#### Objective
Scan the material for the word "Fluence", and copy each line where it shows up.

____ Materials provided

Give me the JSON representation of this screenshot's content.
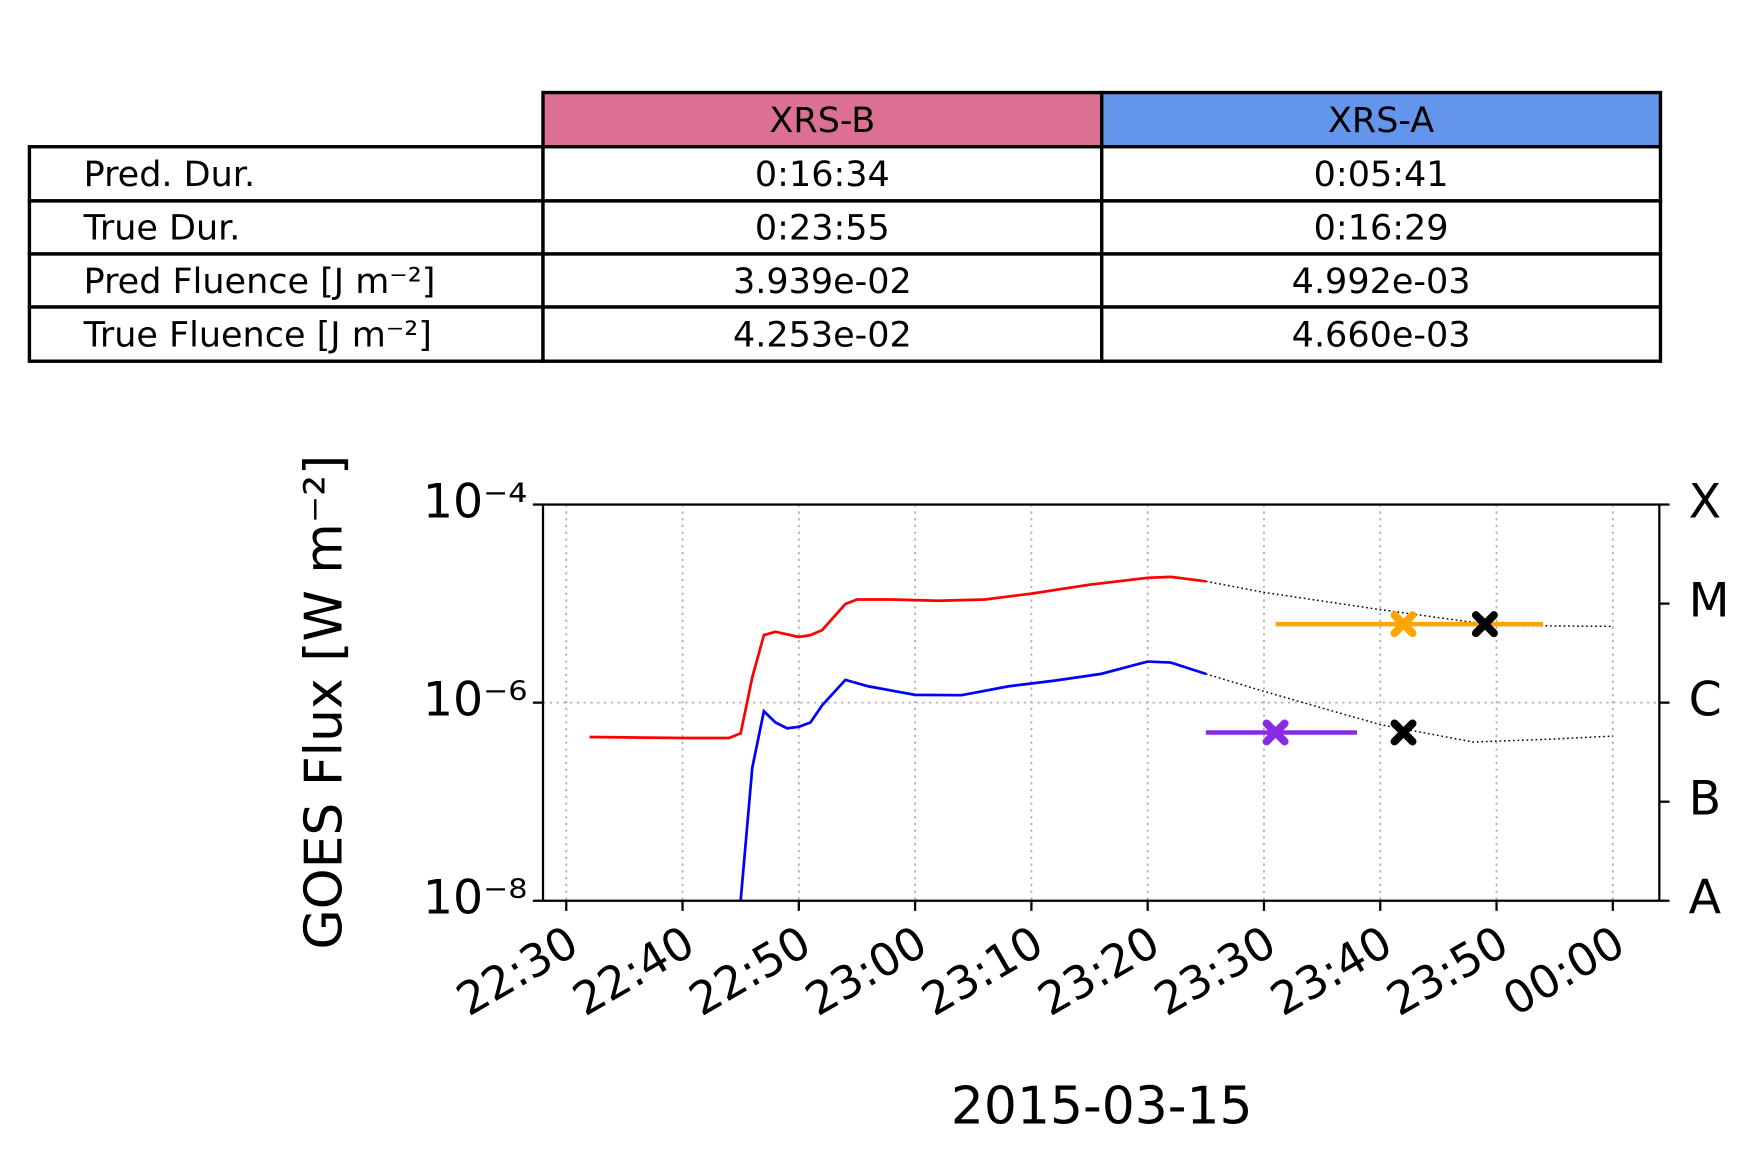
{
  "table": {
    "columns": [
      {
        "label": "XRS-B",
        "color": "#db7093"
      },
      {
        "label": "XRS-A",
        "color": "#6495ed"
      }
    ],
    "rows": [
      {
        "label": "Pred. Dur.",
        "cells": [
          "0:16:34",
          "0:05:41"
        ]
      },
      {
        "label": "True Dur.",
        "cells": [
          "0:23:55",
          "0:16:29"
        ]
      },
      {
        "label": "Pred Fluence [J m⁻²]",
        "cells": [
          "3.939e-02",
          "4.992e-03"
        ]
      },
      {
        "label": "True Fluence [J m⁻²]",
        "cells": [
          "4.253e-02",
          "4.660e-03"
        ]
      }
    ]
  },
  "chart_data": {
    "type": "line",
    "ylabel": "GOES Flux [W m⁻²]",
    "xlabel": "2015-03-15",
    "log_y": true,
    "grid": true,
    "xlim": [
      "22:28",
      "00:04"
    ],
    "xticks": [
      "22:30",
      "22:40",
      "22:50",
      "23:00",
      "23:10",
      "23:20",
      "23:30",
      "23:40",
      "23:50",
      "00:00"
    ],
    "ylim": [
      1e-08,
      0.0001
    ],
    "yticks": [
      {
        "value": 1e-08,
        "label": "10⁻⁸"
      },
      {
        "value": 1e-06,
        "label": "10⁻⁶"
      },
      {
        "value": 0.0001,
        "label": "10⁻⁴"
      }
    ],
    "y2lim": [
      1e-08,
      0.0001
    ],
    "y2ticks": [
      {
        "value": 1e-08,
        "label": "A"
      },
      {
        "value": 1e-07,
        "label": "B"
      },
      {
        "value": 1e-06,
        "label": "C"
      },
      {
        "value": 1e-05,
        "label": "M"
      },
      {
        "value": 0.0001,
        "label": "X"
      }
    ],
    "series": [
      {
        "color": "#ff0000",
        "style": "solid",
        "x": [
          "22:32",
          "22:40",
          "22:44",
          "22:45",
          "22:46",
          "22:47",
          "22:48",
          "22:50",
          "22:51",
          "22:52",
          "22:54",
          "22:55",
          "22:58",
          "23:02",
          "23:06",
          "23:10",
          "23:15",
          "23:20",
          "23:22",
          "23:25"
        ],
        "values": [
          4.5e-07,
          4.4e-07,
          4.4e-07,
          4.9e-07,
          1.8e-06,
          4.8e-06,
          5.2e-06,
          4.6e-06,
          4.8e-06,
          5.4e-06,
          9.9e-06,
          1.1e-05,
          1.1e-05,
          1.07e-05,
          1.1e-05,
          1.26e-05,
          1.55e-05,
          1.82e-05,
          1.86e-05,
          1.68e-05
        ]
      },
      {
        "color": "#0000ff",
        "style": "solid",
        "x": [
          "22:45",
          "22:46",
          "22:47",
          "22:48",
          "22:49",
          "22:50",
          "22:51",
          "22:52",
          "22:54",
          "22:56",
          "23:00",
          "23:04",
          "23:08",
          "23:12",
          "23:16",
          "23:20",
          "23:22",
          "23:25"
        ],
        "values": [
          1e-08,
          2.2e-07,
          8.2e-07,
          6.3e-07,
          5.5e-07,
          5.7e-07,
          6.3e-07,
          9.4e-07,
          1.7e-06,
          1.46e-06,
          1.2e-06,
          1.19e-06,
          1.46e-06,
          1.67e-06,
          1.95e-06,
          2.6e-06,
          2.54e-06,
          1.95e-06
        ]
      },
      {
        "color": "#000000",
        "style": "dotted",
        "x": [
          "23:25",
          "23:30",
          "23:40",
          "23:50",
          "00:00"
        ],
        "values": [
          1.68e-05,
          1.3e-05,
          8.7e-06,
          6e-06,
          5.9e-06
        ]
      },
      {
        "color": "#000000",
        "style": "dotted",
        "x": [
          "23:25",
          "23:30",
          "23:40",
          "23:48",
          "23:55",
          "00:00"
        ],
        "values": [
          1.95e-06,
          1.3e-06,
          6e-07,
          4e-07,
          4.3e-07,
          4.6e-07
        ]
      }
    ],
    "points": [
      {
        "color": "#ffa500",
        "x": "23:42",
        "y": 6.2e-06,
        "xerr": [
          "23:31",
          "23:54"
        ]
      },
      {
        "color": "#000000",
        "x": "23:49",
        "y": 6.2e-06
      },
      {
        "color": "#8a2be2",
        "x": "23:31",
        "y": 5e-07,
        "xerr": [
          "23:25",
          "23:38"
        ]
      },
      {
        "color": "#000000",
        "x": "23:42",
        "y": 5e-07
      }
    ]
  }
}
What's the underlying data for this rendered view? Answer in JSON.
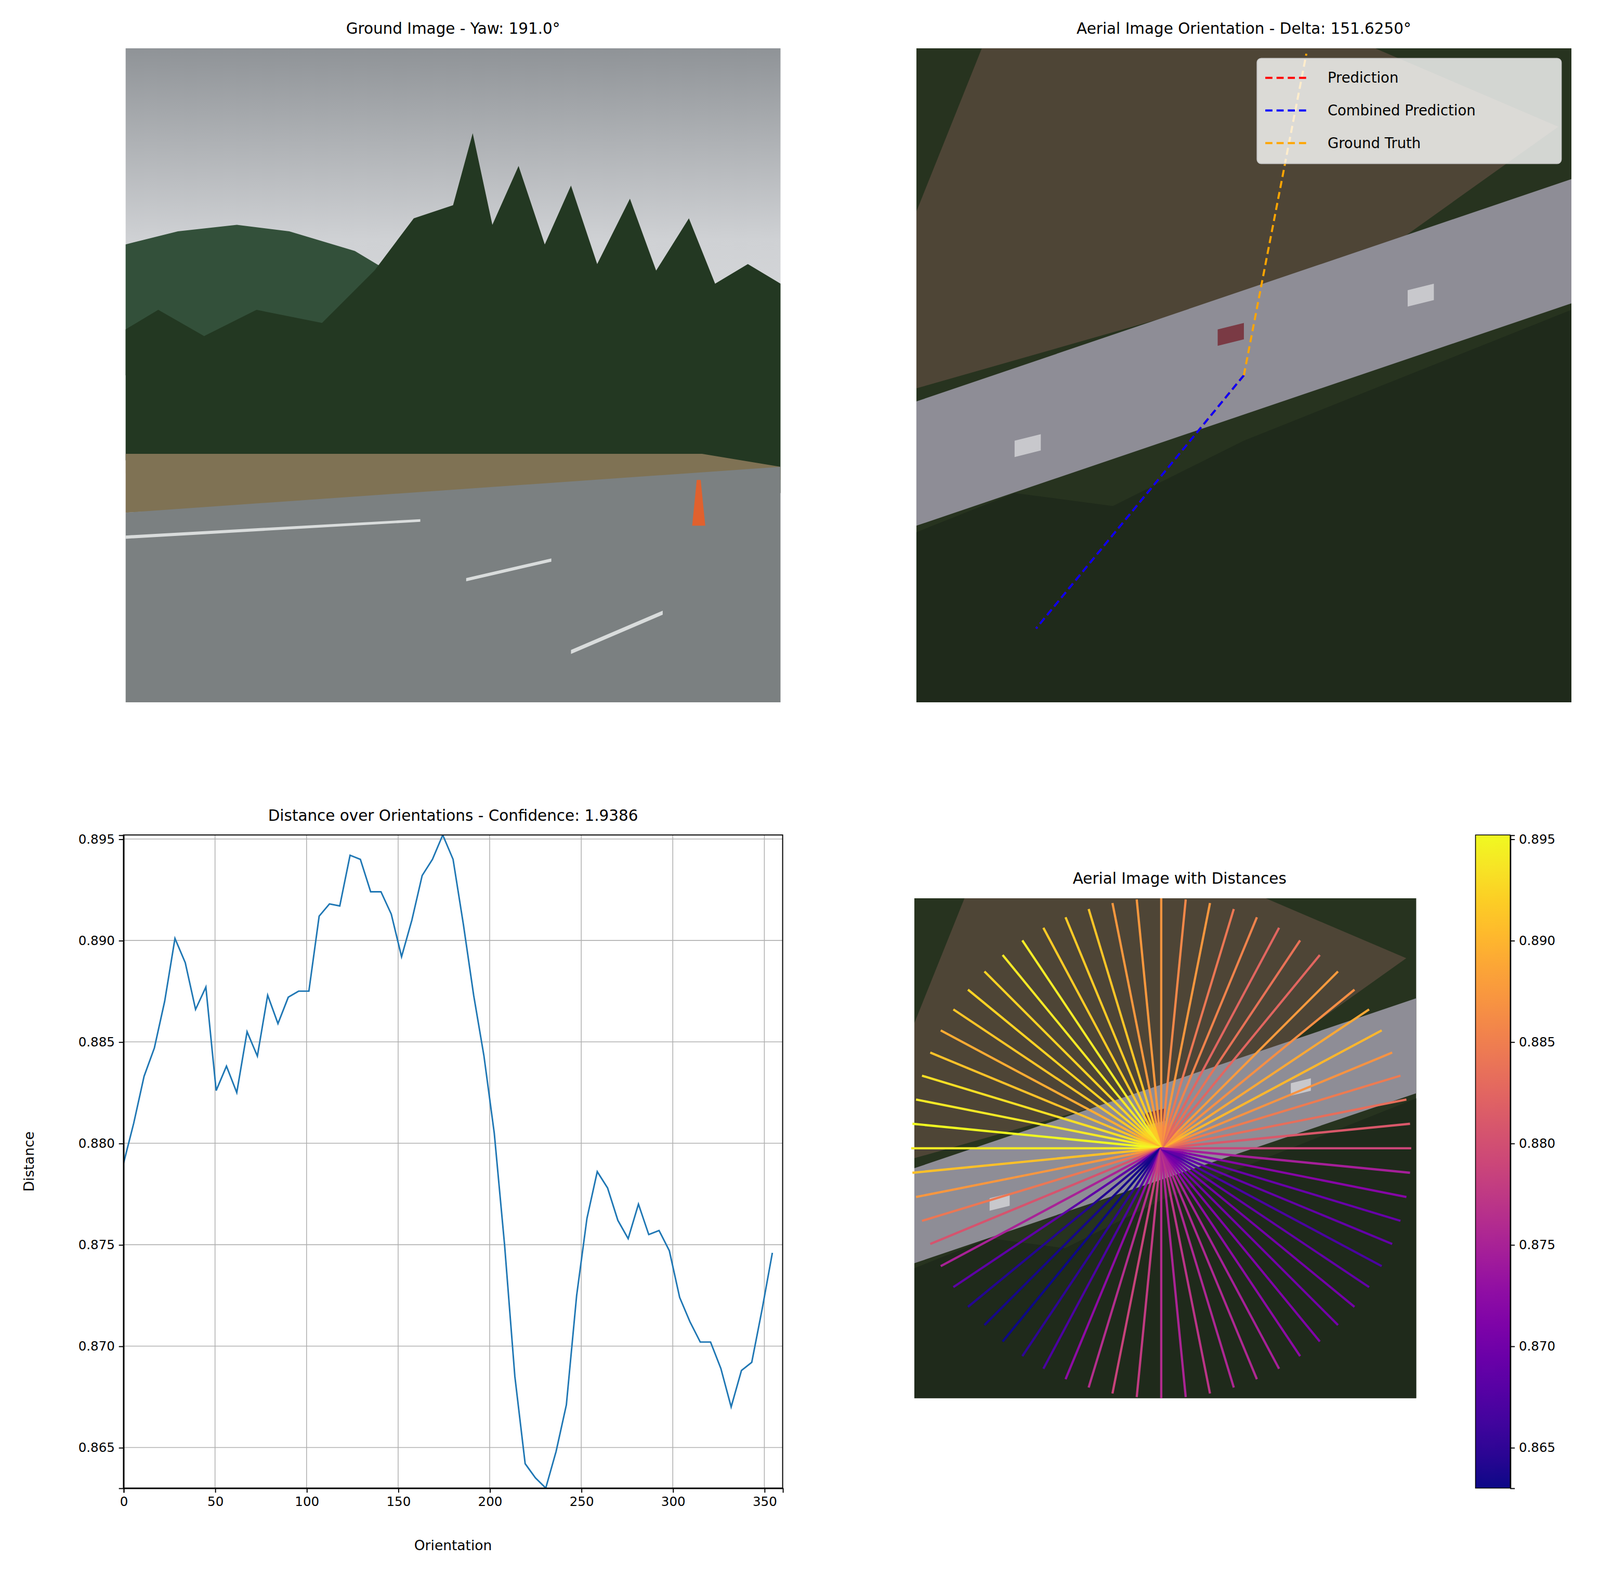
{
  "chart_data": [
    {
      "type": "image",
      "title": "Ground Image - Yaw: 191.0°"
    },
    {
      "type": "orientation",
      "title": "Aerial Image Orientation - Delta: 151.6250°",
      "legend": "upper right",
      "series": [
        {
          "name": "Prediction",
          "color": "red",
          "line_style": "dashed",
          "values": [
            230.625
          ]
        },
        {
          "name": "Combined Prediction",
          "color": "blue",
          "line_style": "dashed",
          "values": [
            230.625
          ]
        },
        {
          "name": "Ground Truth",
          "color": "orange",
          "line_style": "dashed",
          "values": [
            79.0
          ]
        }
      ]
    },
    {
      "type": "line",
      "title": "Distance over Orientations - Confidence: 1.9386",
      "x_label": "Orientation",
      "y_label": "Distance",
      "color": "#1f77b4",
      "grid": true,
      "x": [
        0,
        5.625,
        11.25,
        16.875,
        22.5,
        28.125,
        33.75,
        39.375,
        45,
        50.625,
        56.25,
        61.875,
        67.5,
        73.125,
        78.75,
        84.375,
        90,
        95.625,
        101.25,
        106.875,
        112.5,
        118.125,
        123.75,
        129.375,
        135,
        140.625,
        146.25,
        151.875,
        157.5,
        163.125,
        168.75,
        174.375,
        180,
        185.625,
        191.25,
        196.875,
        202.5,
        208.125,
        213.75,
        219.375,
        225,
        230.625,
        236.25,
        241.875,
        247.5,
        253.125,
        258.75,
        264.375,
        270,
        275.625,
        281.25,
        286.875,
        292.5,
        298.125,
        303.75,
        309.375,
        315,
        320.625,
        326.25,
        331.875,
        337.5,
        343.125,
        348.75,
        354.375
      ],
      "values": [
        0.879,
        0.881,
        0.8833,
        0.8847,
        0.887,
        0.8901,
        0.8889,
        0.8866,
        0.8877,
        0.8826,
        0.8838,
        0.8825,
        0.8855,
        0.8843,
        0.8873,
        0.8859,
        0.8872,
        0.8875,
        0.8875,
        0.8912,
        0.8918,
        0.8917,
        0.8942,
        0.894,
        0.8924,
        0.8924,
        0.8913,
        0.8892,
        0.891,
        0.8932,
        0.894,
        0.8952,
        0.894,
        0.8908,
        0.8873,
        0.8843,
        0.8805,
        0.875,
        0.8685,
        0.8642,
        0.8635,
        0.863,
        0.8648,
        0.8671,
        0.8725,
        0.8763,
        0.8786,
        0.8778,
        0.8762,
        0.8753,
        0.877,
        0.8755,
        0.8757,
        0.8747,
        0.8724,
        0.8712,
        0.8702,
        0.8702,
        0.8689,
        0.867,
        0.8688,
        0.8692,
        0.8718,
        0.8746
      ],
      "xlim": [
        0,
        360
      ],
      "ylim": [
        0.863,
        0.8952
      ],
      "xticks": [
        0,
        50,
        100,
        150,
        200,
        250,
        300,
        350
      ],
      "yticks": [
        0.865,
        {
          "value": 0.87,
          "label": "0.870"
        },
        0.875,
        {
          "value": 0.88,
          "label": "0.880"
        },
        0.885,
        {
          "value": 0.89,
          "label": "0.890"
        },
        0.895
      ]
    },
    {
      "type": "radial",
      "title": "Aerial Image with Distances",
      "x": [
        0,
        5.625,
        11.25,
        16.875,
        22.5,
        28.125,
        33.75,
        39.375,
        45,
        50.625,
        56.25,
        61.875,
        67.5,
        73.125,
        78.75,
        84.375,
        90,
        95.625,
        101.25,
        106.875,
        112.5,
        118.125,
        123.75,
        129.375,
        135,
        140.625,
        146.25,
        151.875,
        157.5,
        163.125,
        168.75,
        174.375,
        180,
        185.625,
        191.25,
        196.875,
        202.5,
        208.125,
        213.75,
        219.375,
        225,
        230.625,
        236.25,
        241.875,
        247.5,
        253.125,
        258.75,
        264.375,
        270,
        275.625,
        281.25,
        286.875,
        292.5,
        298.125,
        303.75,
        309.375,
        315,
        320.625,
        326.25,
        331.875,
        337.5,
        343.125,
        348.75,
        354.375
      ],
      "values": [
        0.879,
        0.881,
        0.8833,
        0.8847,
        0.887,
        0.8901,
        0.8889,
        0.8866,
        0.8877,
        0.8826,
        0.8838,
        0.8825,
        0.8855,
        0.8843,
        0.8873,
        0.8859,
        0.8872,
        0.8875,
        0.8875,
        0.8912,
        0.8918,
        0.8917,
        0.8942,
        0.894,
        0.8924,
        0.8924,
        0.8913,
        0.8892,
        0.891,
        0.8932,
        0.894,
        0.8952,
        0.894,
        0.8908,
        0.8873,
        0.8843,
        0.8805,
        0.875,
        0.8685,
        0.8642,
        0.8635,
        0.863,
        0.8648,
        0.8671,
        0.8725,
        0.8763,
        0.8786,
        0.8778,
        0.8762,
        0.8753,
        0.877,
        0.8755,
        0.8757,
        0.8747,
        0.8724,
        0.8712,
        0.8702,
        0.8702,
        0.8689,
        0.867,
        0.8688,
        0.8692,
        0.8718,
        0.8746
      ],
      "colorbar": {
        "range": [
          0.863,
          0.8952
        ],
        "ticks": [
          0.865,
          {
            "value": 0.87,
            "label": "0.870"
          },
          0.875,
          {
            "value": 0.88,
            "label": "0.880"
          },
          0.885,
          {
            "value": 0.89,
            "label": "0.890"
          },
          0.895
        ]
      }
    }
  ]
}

________

#### Output of the task
        "label": "Pred Fluence [J m⁻²]",
        "label": "True Fluence [J m⁻²]",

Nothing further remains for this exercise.